Material provided:
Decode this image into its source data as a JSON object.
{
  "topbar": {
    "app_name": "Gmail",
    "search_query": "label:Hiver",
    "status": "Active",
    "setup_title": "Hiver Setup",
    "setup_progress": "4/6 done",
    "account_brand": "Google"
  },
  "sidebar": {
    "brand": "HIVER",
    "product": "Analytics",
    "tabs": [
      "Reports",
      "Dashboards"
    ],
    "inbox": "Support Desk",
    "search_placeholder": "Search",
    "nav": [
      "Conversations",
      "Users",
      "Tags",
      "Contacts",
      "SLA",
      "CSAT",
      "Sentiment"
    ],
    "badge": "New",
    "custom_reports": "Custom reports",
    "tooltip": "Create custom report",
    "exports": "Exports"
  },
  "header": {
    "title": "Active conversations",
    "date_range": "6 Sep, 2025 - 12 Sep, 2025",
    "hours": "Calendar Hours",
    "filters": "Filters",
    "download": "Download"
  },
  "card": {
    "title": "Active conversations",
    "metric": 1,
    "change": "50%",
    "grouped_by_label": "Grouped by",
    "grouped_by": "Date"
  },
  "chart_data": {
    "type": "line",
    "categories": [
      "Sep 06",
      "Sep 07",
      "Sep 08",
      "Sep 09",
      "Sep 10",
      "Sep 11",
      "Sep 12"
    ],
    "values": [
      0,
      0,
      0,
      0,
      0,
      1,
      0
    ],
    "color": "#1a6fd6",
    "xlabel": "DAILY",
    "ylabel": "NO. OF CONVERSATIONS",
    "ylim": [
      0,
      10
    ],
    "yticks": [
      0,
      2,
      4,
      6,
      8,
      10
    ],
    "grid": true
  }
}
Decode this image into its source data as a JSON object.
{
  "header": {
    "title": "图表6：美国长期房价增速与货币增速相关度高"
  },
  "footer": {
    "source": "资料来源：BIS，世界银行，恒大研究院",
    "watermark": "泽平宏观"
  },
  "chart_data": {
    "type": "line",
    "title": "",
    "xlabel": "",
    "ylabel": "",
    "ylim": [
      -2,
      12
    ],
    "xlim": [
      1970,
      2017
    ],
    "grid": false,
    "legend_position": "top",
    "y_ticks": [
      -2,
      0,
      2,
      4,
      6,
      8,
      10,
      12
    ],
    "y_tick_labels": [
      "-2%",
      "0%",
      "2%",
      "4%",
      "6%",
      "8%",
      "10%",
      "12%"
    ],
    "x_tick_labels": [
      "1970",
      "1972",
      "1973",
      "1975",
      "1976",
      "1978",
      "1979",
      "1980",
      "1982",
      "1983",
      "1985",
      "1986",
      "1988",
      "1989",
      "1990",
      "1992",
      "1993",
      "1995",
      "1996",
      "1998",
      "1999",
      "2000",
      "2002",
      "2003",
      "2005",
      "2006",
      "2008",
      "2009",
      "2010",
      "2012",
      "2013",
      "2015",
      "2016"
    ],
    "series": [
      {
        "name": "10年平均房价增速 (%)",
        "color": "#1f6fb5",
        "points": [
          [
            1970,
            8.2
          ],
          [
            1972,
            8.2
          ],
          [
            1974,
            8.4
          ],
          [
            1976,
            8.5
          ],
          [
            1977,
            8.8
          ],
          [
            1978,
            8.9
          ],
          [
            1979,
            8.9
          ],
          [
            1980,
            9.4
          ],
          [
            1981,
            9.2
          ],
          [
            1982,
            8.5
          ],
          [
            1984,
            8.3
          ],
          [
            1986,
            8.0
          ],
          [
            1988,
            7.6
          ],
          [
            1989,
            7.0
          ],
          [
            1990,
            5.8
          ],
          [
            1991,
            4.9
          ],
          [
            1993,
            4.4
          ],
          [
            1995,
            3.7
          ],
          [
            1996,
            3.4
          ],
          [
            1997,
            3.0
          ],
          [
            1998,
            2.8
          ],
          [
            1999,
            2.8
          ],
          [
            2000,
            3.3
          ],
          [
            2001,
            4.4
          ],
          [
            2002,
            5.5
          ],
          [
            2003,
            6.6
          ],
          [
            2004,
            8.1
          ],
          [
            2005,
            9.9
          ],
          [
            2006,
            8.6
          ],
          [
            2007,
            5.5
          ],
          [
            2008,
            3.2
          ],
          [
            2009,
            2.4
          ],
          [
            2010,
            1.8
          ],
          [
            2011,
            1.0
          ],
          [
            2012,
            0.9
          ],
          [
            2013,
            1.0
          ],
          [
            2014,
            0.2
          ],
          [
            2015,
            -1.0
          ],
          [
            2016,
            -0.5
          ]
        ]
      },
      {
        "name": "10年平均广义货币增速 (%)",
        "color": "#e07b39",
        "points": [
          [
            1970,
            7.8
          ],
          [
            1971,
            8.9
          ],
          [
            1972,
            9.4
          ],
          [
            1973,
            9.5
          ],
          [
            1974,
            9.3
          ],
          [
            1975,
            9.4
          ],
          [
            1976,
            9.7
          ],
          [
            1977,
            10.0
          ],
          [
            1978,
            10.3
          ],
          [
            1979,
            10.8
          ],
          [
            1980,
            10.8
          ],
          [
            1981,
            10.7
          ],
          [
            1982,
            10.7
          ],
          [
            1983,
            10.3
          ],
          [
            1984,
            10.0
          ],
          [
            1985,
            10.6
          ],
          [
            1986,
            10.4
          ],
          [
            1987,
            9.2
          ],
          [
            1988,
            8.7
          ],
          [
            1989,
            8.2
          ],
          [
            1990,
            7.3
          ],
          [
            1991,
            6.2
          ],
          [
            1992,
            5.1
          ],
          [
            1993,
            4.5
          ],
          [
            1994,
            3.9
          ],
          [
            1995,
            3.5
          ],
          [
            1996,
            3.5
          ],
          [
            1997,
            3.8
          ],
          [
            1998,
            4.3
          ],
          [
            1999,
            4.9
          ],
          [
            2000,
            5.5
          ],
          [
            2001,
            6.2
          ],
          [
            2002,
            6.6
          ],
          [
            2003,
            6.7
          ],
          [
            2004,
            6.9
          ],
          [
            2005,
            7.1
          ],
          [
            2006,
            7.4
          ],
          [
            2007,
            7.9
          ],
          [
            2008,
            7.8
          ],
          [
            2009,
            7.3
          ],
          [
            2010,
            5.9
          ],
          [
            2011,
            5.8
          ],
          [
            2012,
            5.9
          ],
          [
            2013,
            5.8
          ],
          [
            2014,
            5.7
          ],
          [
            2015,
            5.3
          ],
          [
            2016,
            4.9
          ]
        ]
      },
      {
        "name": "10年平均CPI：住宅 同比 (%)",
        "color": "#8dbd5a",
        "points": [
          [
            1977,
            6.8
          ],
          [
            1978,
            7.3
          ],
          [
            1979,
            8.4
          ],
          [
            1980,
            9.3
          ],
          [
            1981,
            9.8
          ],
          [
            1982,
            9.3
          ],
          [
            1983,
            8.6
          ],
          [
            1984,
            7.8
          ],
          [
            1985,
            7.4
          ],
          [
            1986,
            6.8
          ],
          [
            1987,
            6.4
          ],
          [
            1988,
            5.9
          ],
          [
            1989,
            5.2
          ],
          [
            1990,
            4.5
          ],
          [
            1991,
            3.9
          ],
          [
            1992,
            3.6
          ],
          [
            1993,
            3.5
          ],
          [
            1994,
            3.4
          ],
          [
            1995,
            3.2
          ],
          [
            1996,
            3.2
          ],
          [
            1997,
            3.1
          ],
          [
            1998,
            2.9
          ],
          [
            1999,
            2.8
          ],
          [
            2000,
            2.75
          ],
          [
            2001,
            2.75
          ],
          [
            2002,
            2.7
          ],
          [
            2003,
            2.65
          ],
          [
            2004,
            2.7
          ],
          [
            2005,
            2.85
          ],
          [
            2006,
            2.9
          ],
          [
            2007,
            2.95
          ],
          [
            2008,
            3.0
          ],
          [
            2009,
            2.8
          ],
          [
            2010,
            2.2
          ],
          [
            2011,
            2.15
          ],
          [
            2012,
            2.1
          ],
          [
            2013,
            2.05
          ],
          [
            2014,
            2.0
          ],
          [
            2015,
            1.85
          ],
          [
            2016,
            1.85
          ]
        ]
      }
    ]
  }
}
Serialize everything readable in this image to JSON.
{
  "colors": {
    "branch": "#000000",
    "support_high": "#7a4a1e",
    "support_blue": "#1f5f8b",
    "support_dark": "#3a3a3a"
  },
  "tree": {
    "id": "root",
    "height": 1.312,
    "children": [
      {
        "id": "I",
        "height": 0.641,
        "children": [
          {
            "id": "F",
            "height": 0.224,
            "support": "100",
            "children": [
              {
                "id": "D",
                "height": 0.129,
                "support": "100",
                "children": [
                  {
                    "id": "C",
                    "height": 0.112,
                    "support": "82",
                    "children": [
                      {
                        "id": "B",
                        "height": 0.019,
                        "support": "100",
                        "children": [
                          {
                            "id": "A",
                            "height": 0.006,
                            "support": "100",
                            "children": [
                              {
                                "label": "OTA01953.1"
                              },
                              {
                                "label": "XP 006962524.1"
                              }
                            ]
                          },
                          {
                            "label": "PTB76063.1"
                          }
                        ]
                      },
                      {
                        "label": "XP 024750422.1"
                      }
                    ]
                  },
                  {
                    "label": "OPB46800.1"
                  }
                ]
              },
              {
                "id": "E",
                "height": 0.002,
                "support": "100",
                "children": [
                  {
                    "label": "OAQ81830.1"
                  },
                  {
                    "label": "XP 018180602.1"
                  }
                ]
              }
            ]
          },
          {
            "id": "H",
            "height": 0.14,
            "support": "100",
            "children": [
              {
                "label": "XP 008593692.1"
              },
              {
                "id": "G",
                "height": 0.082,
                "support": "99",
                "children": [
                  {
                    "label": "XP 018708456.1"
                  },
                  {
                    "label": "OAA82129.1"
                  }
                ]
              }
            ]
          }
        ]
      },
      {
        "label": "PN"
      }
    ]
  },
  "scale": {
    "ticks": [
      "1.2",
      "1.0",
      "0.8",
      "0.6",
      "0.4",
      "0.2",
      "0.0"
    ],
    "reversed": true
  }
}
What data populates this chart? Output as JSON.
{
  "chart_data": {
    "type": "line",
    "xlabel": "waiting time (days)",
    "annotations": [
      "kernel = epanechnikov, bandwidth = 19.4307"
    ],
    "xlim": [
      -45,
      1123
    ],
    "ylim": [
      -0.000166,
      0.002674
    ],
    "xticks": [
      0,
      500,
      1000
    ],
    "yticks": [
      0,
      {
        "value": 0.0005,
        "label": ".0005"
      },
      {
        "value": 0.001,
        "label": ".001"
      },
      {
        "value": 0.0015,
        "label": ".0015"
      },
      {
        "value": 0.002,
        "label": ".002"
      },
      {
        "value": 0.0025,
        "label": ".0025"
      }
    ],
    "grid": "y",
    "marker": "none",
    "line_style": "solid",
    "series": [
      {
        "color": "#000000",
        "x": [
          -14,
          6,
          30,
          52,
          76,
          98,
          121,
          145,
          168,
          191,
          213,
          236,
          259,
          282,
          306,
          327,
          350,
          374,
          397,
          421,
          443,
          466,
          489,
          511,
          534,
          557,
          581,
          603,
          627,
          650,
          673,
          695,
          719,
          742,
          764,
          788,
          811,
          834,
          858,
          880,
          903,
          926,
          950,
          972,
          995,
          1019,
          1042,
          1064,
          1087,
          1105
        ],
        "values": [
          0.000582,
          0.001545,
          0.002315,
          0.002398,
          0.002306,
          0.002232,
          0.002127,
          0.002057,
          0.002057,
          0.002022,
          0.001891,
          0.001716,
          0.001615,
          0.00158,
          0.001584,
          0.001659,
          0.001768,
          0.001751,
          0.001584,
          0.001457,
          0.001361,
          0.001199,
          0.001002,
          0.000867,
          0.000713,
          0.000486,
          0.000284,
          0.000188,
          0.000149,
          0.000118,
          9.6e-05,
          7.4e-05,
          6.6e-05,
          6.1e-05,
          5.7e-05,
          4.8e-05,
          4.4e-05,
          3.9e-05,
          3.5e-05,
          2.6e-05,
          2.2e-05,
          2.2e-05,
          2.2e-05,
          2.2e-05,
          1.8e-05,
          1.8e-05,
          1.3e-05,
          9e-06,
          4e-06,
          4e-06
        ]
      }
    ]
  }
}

Aim of the task: Find each line in the records holding the string "children" and show it.

Task response:
    "children": [
        "children": [
            "children": [
                "children": [
                    "children": [
                        "children": [
                            "children": [
                "children": [
            "children": [
                "children": [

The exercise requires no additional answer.